* Stored data
· · · · ·

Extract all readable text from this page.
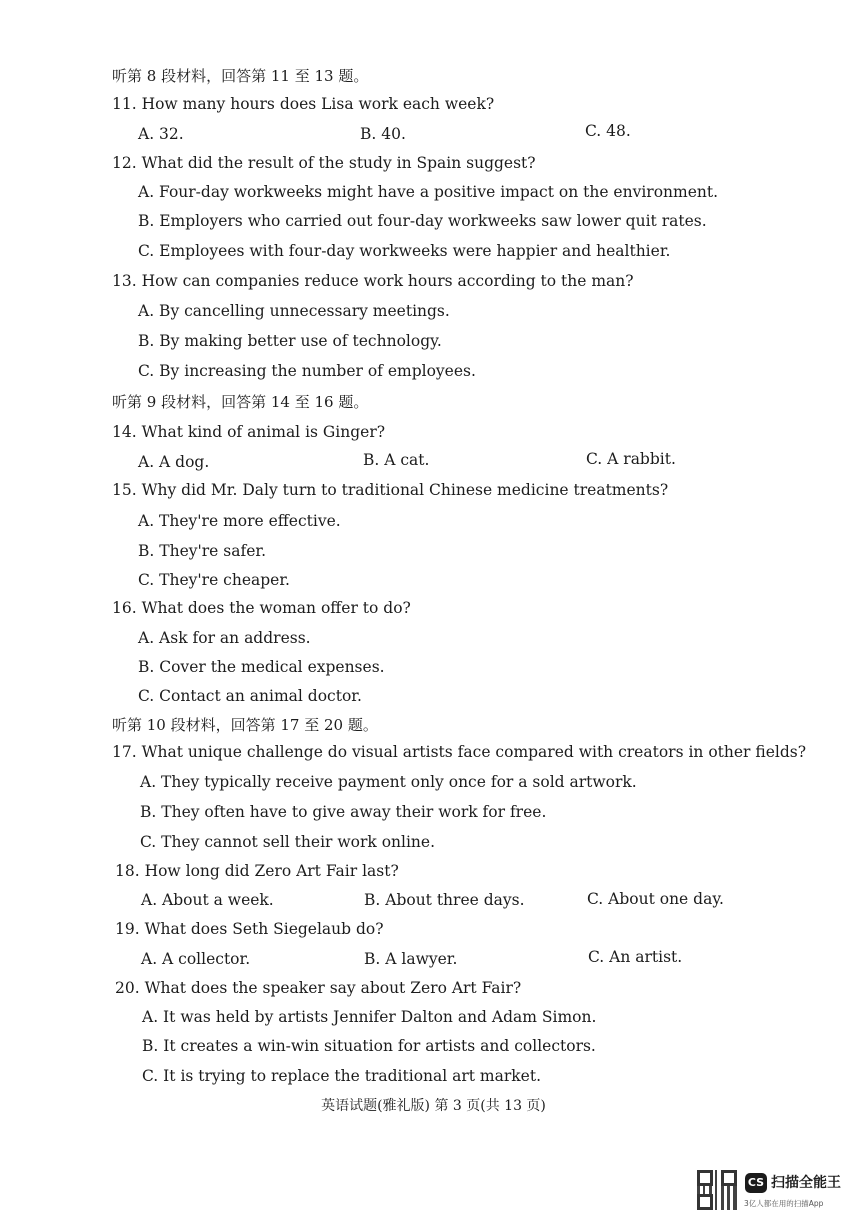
听第 8 段材料，回答第 11 至 13 题。
11. How many hours does Lisa work each week?
A. 32.	B. 40.	C. 48.
12. What did the result of the study in Spain suggest?
A. Four-day workweeks might have a positive impact on the environment.
B. Employers who carried out four-day workweeks saw lower quit rates.
C. Employees with four-day workweeks were happier and healthier.
13. How can companies reduce work hours according to the man?
A. By cancelling unnecessary meetings.
B. By making better use of technology.
C. By increasing the number of employees.
听第 9 段材料，回答第 14 至 16 题。
14. What kind of animal is Ginger?
A. A dog.	B. A cat.	C. A rabbit.
15. Why did Mr. Daly turn to traditional Chinese medicine treatments?
A. They're more effective.
B. They're safer.
C. They're cheaper.
16. What does the woman offer to do?
A. Ask for an address.
B. Cover the medical expenses.
C. Contact an animal doctor.
听第 10 段材料，回答第 17 至 20 题。
17. What unique challenge do visual artists face compared with creators in other fields?
A. They typically receive payment only once for a sold artwork.
B. They often have to give away their work for free.
C. They cannot sell their work online.
18. How long did Zero Art Fair last?
A. About a week.	B. About three days.	C. About one day.
19. What does Seth Siegelaub do?
A. A collector.	B. A lawyer.	C. An artist.
20. What does the speaker say about Zero Art Fair?
A. It was held by artists Jennifer Dalton and Adam Simon.
B. It creates a win-win situation for artists and collectors.
C. It is trying to replace the traditional art market.
英语试题(雅礼版) 第 3 页(共 13 页)
CS 扫描全能王
3亿人都在用的扫描App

· · · · ·

The records above should be reproduced exactly, with no pictures included.

* Written response
Extract all readable text from this page.
听第 8 段材料，回答第 11 至 13 题。
11. How many hours does Lisa work each week?
A. 32.	B. 40.	C. 48.
12. What did the result of the study in Spain suggest?
A. Four-day workweeks might have a positive impact on the environment.
B. Employers who carried out four-day workweeks saw lower quit rates.
C. Employees with four-day workweeks were happier and healthier.
13. How can companies reduce work hours according to the man?
A. By cancelling unnecessary meetings.
B. By making better use of technology.
C. By increasing the number of employees.
听第 9 段材料，回答第 14 至 16 题。
14. What kind of animal is Ginger?
A. A dog.	B. A cat.	C. A rabbit.
15. Why did Mr. Daly turn to traditional Chinese medicine treatments?
A. They're more effective.
B. They're safer.
C. They're cheaper.
16. What does the woman offer to do?
A. Ask for an address.
B. Cover the medical expenses.
C. Contact an animal doctor.
听第 10 段材料，回答第 17 至 20 题。
17. What unique challenge do visual artists face compared with creators in other fields?
A. They typically receive payment only once for a sold artwork.
B. They often have to give away their work for free.
C. They cannot sell their work online.
18. How long did Zero Art Fair last?
A. About a week.	B. About three days.	C. About one day.
19. What does Seth Siegelaub do?
A. A collector.	B. A lawyer.	C. An artist.
20. What does the speaker say about Zero Art Fair?
A. It was held by artists Jennifer Dalton and Adam Simon.
B. It creates a win-win situation for artists and collectors.
C. It is trying to replace the traditional art market.
英语试题(雅礼版) 第 3 页(共 13 页)
CS 扫描全能王
3亿人都在用的扫描App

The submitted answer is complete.